Task 1 - In the forum thread, which SQL function does Answer 10 use for sorting, and with which database was it tested?
Task 2 - Copy the stretch of the forum thread from "So in this case" through "(1, 3, 5, 9, 6, 2)", word for word.
Task 3 -
Based on the forum thread, answer yes or no to each statement and quote the words that decide it:
(a) Answer 8 says that using where instead of find keeps the order.
(b) Answer 9 adds its function to ApplicationRecord in Rails 5+.
(c) Answer 7 says its solution costs less than joining on values.

Source passage -
• • •

This is most efficiently handled in SQL via ActiveRecord and not in Ruby.

ids = [3,1,6,7,12,2]
Post.where(id: ids).order("FIELD(id, #{ids.join(',')})")

Answer 7

This simple solution costs less than joining on values:

order_query = <<-SQL
  CASE persons.id 
    #{ids.map.with_index { |id, index| "WHEN #{id} THEN #{index}" } .join(' ')}
    ELSE #{ids.length}
  END
SQL
Person.where(id: ids).order(order_query)

Answer 8

With Rails 5, I've found that this approach works (with postgres, at least), even for scoped queries, useful for working with ElasticSearch:

Person.where(country: "France").find([3, 2, 1]).map(&:id)
=> [3, 2, 1]

Note that using where instead of find does not preserve the order.

Person.where(country: "France").where(id: [3, 2, 1]).map(&:id)
=> [1, 2, 3]

Answer 9

Most of the other solutions don't allow you to further filter the resulting query, which is why I like Koen's answer.

Similar to that answer but for Postgres, I add this function to my ApplicationRecord (Rails 5+) or to any model (Rails 4):

def self.order_by_id_list(id_list)
  values_clause = id_list.each_with_index.map{|id, i| "(#{id}, #{i})"}.join(", ")
  joins("LEFT JOIN (VALUES #{ values_clause }) AS #{ self.table_name}_id_order(id, ordering) ON #{ self.table_name }.id = #{ self.table_name }_id_order.id")
    .order("#{ self.table_name }_id_order.ordering")
end

The query solution is from this question.

Answer 10

Old question, but the sorting can be done by ordering using the SQL FIELD function. (Only tested this with MySQL.)

So in this case something like this should work:

Person.order(Person.send(:sanitize_sql_array, ['FIELD(id, ?)', ids])).find(ids)

Which results in the following SQL:

SELECT * FROM people
  WHERE id IN (1, 3, 5, 9, 6, 2)
  ORDER BY FIELD(id, 1, 3, 5, 9, 6, 2)

• • •

Listed records -
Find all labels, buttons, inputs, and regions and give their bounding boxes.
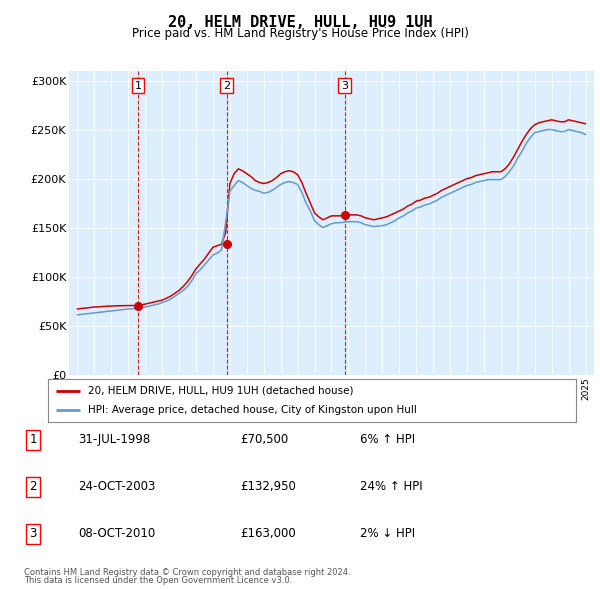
Text: 24% ↑ HPI: 24% ↑ HPI xyxy=(360,480,422,493)
Text: £70,500: £70,500 xyxy=(240,433,288,446)
Text: 2: 2 xyxy=(223,80,230,90)
Text: £163,000: £163,000 xyxy=(240,527,296,540)
Text: This data is licensed under the Open Government Licence v3.0.: This data is licensed under the Open Gov… xyxy=(24,576,292,585)
Text: 31-JUL-1998: 31-JUL-1998 xyxy=(78,433,150,446)
Text: 20, HELM DRIVE, HULL, HU9 1UH: 20, HELM DRIVE, HULL, HU9 1UH xyxy=(167,15,433,30)
Text: 3: 3 xyxy=(29,527,37,540)
Text: 1: 1 xyxy=(29,433,37,446)
Text: 2% ↓ HPI: 2% ↓ HPI xyxy=(360,527,415,540)
Text: Contains HM Land Registry data © Crown copyright and database right 2024.: Contains HM Land Registry data © Crown c… xyxy=(24,568,350,577)
Text: 3: 3 xyxy=(341,80,348,90)
Text: 20, HELM DRIVE, HULL, HU9 1UH (detached house): 20, HELM DRIVE, HULL, HU9 1UH (detached … xyxy=(88,386,353,396)
Text: 08-OCT-2010: 08-OCT-2010 xyxy=(78,527,155,540)
Text: £132,950: £132,950 xyxy=(240,480,296,493)
Text: 2: 2 xyxy=(29,480,37,493)
Text: 1: 1 xyxy=(134,80,142,90)
Text: HPI: Average price, detached house, City of Kingston upon Hull: HPI: Average price, detached house, City… xyxy=(88,405,416,415)
Text: 6% ↑ HPI: 6% ↑ HPI xyxy=(360,433,415,446)
Text: Price paid vs. HM Land Registry's House Price Index (HPI): Price paid vs. HM Land Registry's House … xyxy=(131,27,469,40)
Text: 24-OCT-2003: 24-OCT-2003 xyxy=(78,480,155,493)
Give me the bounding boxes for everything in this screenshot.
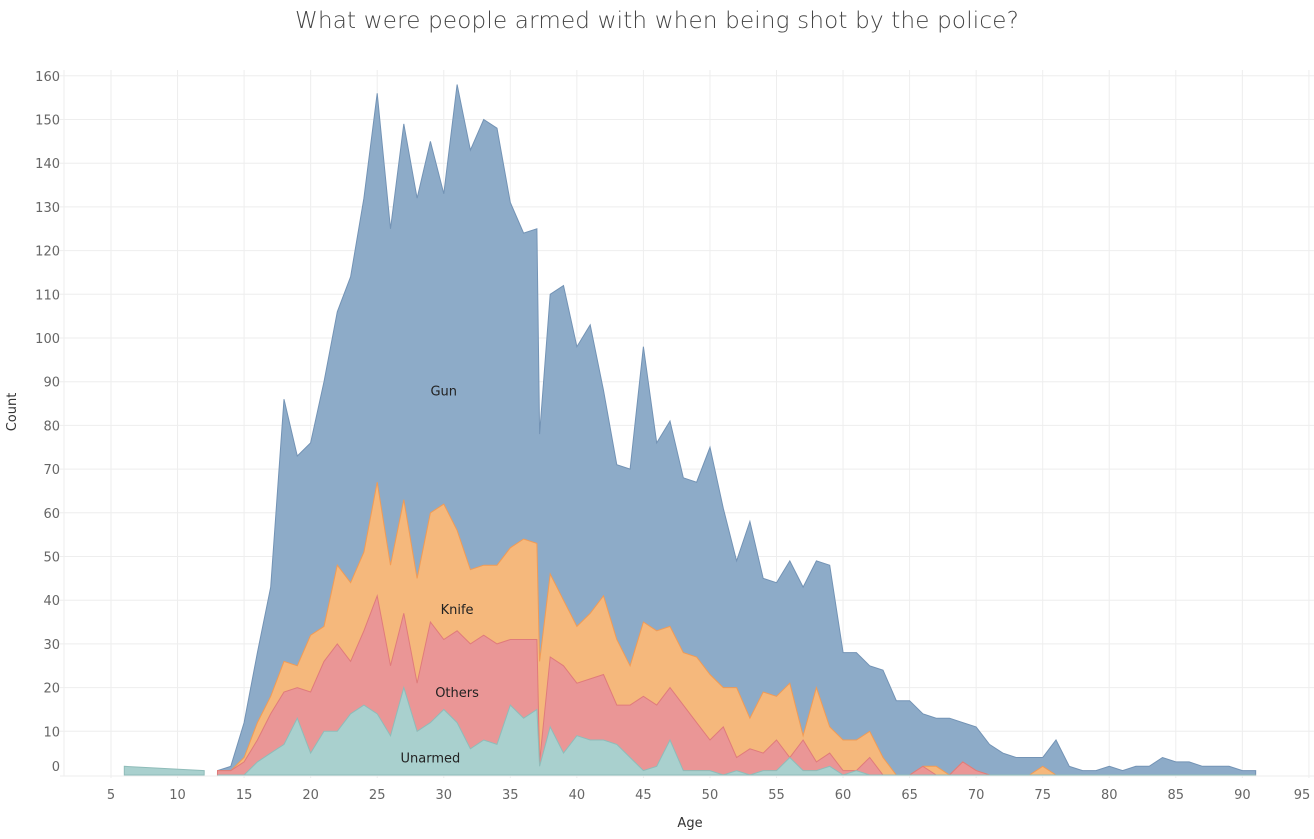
label-unarmed: Unarmed [401,752,461,767]
x-tick-label: 25 [369,788,386,803]
y-tick-label: 140 [35,157,60,172]
y-tick-label: 0 [52,760,60,775]
label-others: Others [435,686,479,701]
area-labels: Unarmed Others Knife Gun [401,384,480,766]
label-gun: Gun [430,384,457,399]
area-unarmed-young[interactable] [123,765,205,776]
x-axis-title: Age [677,816,702,831]
x-tick-label: 85 [1168,788,1185,803]
y-tick-label: 10 [43,725,60,740]
y-tick-label: 80 [43,419,60,434]
x-tick-label: 95 [1294,788,1311,803]
x-tick-label: 20 [302,788,319,803]
y-axis-ticks: 0 10 20 30 40 50 60 70 80 90 100 110 120 130 140 150 160 [35,70,60,775]
y-tick-label: 110 [35,288,60,303]
y-tick-label: 30 [43,638,60,653]
x-tick-label: 80 [1101,788,1118,803]
y-tick-label: 130 [35,201,60,216]
y-tick-label: 20 [43,682,60,697]
x-tick-label: 30 [435,788,452,803]
x-tick-label: 35 [502,788,519,803]
y-tick-label: 160 [35,70,60,85]
y-tick-label: 50 [43,551,60,566]
y-tick-label: 60 [43,507,60,522]
area-series [123,84,1257,776]
x-tick-label: 75 [1034,788,1051,803]
y-axis-title: Count [5,393,20,432]
x-tick-label: 55 [768,788,785,803]
y-tick-label: 120 [35,245,60,260]
label-knife: Knife [441,603,474,618]
x-tick-label: 10 [169,788,186,803]
x-tick-label: 5 [107,788,115,803]
y-tick-label: 150 [35,114,60,129]
x-axis-ticks: 5 10 15 20 25 30 35 40 45 50 55 60 65 70 75 80 85 90 95 [107,788,1310,803]
y-tick-label: 100 [35,332,60,347]
x-tick-label: 40 [569,788,586,803]
x-tick-label: 90 [1234,788,1251,803]
y-tick-label: 70 [43,463,60,478]
x-tick-label: 70 [968,788,985,803]
x-tick-label: 65 [901,788,918,803]
chart-title: What were people armed with when being s… [295,8,1019,34]
y-tick-label: 90 [43,376,60,391]
y-tick-label: 40 [43,594,60,609]
x-tick-label: 15 [236,788,253,803]
x-tick-label: 50 [702,788,719,803]
area-unarmed[interactable] [217,685,1256,776]
x-tick-label: 60 [835,788,852,803]
x-tick-label: 45 [635,788,652,803]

• • •

Finished answer 1 - The FIELD function, tested only with MySQL.

Finished answer 2 -
So in this case something like this should work:

Person.order(Person.send(:sanitize_sql_array, ['FIELD(id, ?)', ids])).find(ids)

Which results in the following SQL:

SELECT * FROM people
  WHERE id IN (1, 3, 5, 9, 6, 2)

Finished answer 3 -
(a) No: "Note that using where instead of find does not preserve the order."
(b) Yes: "I add this function to my ApplicationRecord (Rails 5+) or to any model (Rails 4)"
(c) Yes: "This simple solution costs less than joining on values"